▸ **What this task involves**: From the listing below, pull out every line where the string "behavioral" appears.

▸ **Data section**:
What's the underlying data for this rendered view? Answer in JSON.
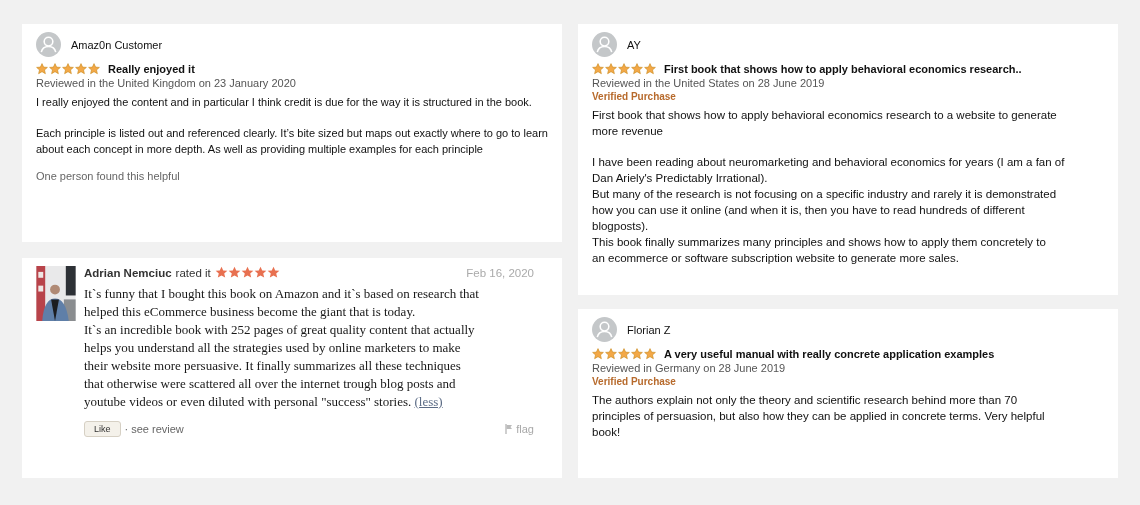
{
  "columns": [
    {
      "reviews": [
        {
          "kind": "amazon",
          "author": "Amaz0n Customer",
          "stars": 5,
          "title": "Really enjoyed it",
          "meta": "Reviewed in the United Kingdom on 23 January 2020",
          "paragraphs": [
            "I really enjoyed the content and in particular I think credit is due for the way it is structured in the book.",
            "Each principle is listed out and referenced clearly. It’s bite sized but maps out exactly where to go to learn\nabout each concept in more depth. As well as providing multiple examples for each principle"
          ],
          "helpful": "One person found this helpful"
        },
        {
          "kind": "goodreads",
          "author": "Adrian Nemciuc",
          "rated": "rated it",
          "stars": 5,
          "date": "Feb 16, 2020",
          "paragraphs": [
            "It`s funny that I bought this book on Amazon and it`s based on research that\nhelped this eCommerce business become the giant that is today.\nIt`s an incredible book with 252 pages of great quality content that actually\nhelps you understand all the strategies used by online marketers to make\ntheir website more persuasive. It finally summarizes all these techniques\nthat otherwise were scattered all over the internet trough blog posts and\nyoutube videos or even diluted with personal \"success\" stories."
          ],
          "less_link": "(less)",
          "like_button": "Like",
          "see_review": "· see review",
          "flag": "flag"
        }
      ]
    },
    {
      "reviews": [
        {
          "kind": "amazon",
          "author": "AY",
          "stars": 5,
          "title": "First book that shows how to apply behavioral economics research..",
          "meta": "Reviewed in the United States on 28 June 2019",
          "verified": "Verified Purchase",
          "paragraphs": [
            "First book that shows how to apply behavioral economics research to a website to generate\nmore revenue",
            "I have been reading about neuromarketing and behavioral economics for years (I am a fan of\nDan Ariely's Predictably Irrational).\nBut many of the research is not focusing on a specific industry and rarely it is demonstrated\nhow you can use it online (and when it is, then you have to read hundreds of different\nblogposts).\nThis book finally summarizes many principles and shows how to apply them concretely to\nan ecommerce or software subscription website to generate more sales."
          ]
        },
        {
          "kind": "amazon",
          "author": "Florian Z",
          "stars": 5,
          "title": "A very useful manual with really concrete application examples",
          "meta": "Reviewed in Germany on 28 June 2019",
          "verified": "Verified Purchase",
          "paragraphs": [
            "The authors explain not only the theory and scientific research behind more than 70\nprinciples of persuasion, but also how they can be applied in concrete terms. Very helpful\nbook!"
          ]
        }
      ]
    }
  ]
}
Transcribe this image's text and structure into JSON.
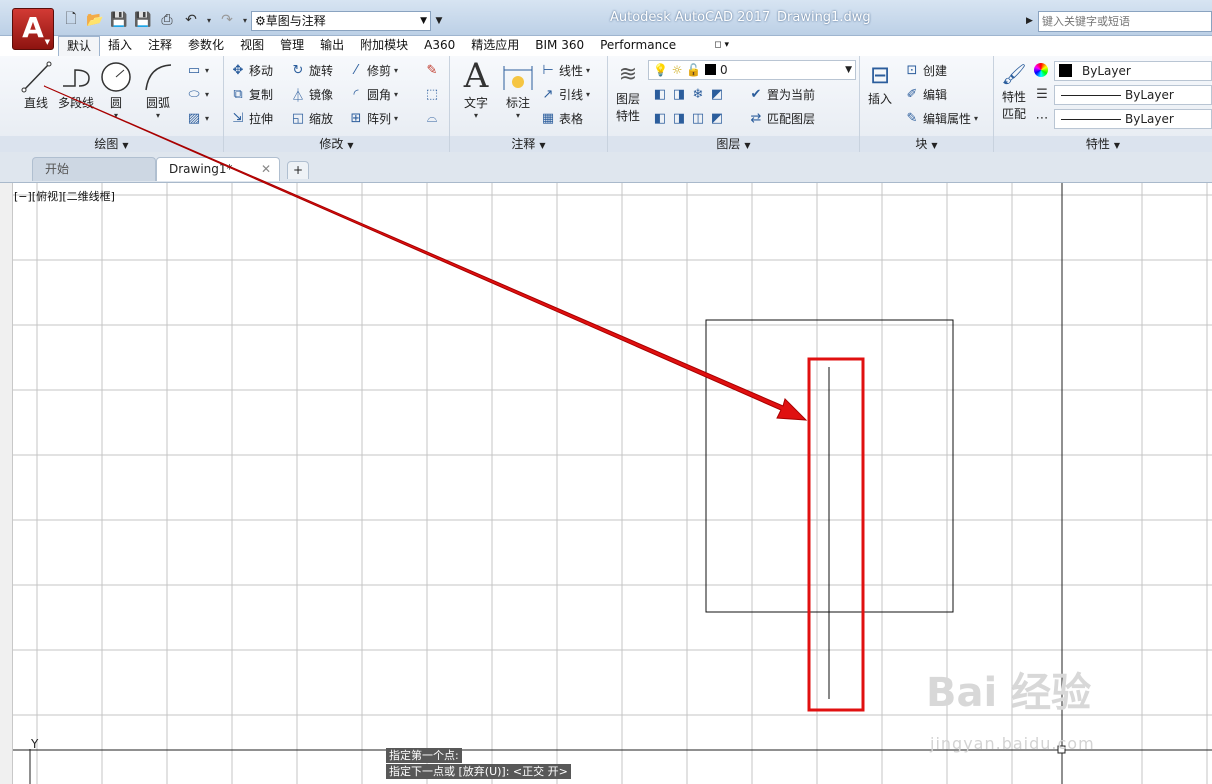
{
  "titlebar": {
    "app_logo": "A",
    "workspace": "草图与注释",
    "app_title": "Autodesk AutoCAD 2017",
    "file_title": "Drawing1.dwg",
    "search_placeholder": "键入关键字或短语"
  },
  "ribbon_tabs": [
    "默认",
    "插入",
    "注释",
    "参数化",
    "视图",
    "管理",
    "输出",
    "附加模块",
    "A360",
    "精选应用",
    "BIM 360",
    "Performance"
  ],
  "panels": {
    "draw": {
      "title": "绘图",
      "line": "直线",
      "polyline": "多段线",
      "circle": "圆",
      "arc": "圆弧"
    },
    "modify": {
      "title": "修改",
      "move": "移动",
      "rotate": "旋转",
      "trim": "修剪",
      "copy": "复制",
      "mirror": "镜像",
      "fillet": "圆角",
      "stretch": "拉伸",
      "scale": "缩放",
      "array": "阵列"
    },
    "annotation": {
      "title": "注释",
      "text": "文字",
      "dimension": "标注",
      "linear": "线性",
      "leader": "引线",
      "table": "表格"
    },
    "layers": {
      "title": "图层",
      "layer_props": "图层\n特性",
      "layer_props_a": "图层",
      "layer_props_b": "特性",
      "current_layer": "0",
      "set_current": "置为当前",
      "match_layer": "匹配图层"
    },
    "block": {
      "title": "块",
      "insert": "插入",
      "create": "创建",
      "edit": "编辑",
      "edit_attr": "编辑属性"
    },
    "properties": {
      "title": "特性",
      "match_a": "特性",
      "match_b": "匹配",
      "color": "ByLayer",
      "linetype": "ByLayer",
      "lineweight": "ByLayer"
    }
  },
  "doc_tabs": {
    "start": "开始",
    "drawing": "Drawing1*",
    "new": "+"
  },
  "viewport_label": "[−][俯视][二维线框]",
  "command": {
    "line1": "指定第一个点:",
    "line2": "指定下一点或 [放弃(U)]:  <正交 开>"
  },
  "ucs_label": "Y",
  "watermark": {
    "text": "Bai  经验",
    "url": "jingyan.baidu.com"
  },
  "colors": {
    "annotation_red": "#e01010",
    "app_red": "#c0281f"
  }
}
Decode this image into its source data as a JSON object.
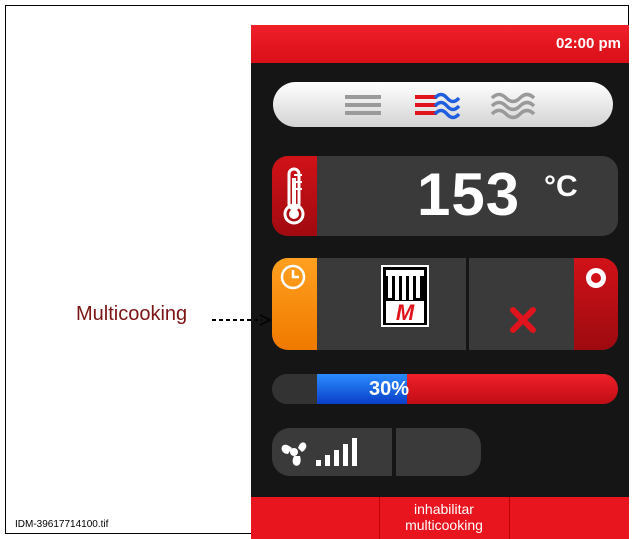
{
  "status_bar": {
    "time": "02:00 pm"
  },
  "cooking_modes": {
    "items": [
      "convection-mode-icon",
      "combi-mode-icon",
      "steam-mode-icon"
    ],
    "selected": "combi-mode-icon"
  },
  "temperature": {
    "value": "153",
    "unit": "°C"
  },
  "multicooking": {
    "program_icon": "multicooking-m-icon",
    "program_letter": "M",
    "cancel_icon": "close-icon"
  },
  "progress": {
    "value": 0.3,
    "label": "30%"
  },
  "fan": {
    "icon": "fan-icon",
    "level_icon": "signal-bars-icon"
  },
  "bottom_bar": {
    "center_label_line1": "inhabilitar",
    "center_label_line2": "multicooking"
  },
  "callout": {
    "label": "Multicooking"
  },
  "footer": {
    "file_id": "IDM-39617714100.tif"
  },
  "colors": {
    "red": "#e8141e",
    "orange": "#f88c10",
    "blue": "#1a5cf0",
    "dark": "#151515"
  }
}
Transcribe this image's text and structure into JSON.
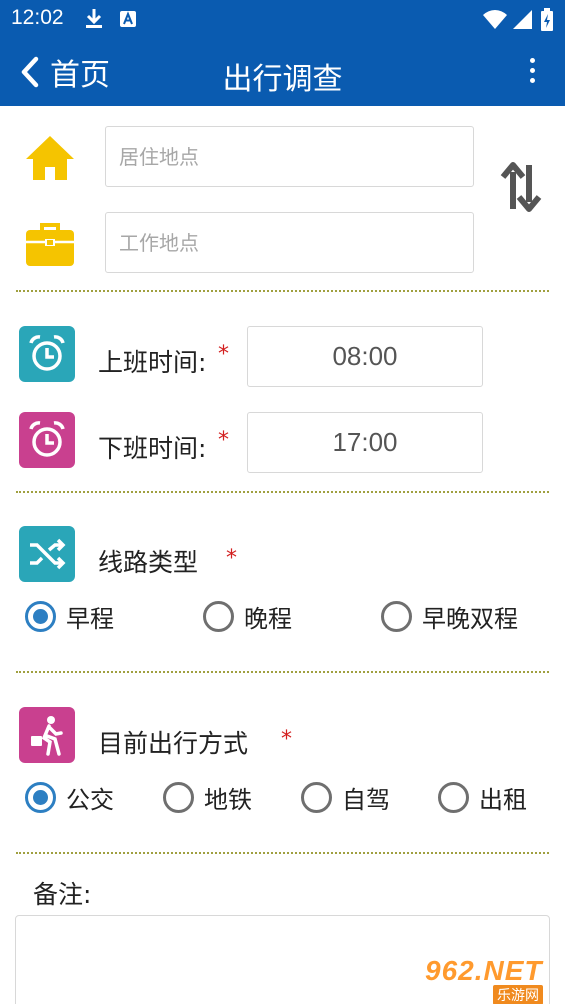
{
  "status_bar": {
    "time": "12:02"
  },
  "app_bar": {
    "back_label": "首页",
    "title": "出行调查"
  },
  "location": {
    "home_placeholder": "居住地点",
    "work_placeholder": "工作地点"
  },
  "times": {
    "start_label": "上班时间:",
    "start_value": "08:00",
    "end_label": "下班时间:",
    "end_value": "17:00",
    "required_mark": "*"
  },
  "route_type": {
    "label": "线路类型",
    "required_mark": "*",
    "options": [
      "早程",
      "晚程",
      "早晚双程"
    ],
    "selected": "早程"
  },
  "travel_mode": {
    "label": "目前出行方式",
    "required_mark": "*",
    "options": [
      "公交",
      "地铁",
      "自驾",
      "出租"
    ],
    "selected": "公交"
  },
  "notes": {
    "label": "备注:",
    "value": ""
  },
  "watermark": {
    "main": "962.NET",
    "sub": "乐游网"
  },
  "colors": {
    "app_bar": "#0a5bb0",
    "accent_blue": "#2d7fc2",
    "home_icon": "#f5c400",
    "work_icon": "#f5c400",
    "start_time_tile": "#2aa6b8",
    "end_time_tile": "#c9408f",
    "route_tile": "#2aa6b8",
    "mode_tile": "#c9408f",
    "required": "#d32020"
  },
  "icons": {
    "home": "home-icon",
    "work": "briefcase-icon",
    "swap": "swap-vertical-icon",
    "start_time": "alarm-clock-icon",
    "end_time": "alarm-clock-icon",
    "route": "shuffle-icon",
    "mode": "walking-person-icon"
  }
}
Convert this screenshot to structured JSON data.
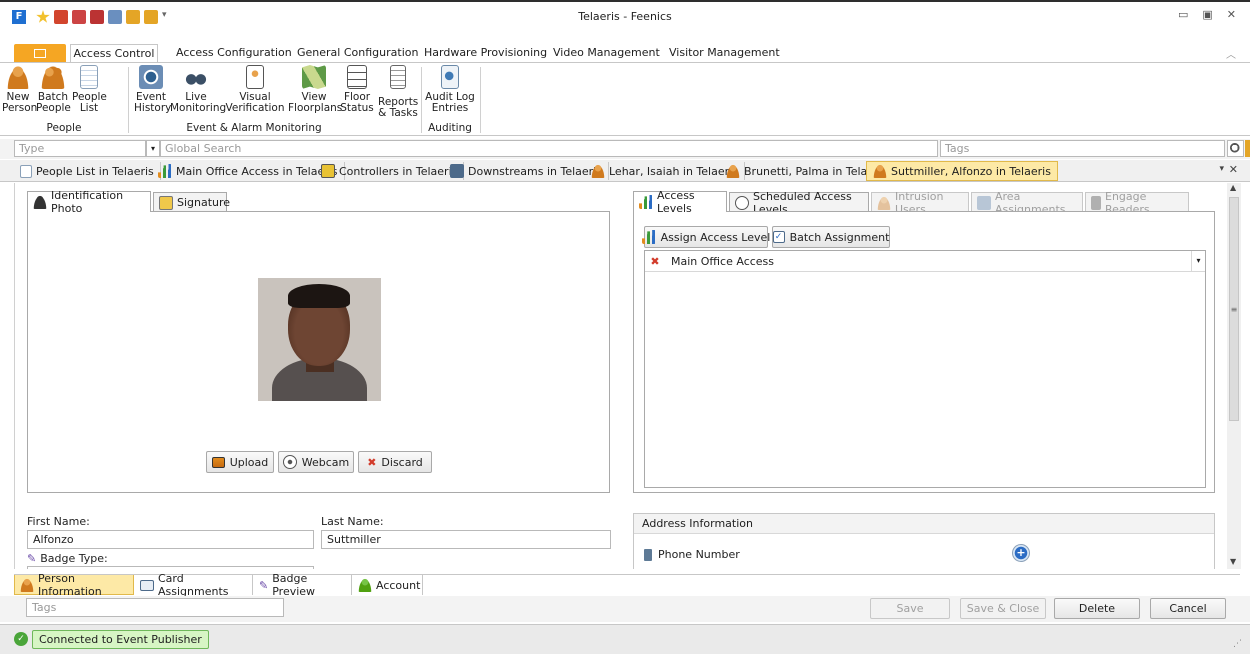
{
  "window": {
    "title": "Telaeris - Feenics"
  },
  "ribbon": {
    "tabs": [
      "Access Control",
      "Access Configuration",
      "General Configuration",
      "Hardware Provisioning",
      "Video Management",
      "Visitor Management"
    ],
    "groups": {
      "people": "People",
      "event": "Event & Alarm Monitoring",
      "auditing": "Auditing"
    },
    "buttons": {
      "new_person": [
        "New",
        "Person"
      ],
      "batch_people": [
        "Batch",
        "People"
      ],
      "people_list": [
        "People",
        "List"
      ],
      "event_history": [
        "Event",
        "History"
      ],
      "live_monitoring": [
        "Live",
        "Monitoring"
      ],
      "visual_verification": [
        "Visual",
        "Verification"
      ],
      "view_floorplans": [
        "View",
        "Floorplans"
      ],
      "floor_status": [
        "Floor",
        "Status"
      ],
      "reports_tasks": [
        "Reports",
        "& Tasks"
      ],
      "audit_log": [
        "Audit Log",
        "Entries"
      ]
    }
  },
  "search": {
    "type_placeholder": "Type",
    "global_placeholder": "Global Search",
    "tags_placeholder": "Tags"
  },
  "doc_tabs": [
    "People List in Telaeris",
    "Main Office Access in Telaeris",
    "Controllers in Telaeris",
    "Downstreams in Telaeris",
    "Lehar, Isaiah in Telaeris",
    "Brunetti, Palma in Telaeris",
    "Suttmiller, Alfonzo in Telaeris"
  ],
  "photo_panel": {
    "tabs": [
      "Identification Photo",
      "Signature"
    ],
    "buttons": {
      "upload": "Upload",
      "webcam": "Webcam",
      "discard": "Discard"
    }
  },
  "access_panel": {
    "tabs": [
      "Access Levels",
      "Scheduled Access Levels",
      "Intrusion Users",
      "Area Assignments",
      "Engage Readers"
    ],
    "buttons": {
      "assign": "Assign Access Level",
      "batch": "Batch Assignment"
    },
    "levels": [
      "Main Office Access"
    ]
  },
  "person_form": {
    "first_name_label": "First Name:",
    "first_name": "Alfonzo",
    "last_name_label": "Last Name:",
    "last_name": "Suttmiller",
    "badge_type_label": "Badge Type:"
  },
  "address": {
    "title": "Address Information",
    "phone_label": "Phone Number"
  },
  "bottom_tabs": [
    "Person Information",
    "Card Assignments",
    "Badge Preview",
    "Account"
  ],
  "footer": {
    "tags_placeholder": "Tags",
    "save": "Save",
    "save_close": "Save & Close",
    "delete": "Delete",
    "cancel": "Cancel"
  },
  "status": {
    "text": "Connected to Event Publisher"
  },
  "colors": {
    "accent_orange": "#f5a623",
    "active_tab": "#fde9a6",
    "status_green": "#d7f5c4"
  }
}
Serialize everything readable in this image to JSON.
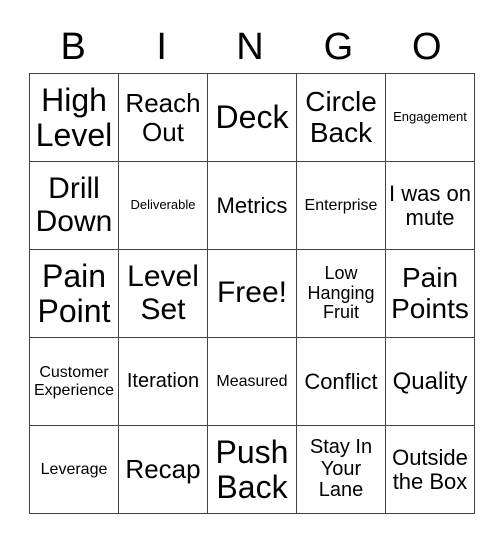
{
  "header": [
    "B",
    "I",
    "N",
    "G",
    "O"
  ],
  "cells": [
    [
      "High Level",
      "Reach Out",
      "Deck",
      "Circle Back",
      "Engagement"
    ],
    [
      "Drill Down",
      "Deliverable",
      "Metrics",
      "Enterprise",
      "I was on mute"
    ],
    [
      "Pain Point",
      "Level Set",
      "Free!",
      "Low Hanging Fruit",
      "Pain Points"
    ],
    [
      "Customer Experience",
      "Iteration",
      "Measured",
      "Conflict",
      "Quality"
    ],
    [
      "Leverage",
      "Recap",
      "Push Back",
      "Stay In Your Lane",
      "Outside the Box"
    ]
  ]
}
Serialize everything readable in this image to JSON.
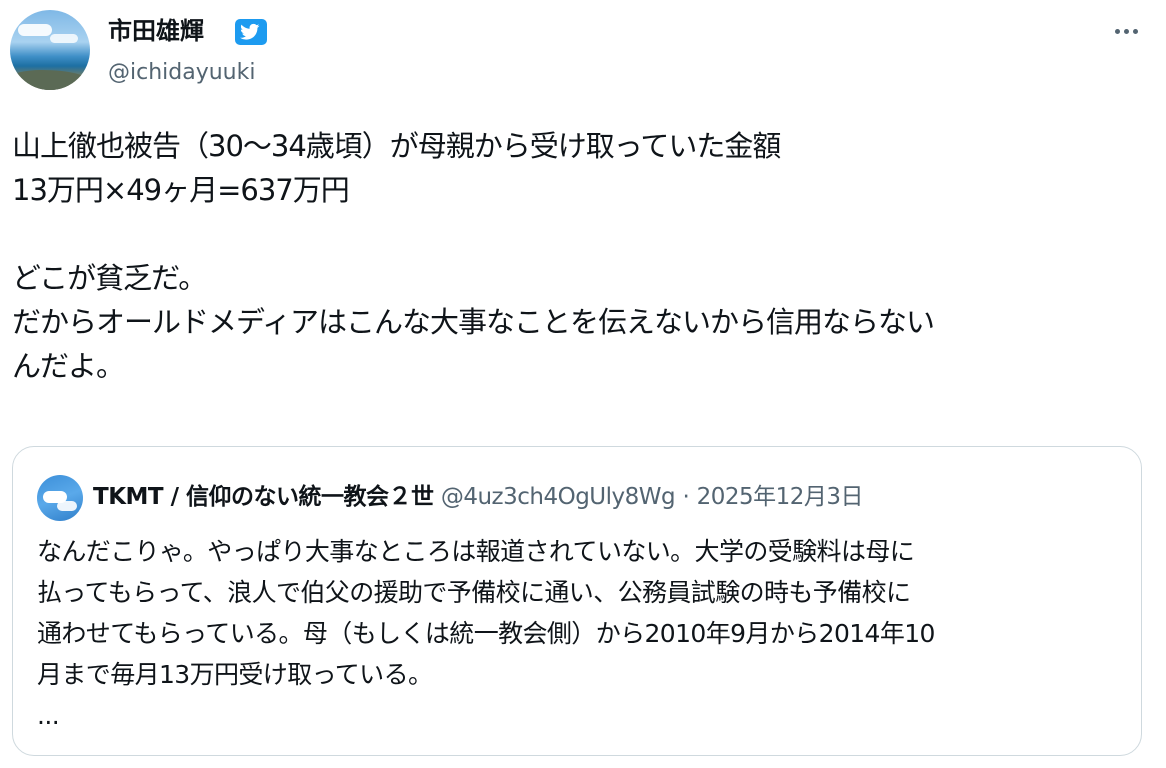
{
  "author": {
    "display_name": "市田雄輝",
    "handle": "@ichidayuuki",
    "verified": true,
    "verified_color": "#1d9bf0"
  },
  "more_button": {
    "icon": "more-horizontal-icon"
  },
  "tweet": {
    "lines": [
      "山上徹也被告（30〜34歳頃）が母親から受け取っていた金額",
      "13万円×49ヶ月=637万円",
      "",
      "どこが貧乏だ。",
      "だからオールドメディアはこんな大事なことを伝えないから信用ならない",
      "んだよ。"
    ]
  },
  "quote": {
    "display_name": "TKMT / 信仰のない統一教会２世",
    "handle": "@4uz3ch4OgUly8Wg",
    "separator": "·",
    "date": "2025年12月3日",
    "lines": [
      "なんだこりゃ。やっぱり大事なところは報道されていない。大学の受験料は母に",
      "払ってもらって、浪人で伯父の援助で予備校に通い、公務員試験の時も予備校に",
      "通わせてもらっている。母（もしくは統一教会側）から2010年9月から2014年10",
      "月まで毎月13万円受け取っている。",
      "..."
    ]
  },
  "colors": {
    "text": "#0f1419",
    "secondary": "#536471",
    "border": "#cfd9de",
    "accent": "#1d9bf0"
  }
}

▸ **Solution to this exercise**:
          "title": "First book that shows how to apply behavioral economics research..",
            "First book that shows how to apply behavioral economics research to a website to generate\nmore revenue",
            "I have been reading about neuromarketing and behavioral economics for years (I am a fan of\nDan Ariely's Predictably Irrational).\nBut many of the research is not focusing on a specific industry and rarely it is demonstrated\nhow you can use it online (and when it is, then you have to read hundreds of different\nblogposts).\nThis book finally summarizes many principles and shows how to apply them concretely to\nan ecommerce or software subscription website to generate more sales."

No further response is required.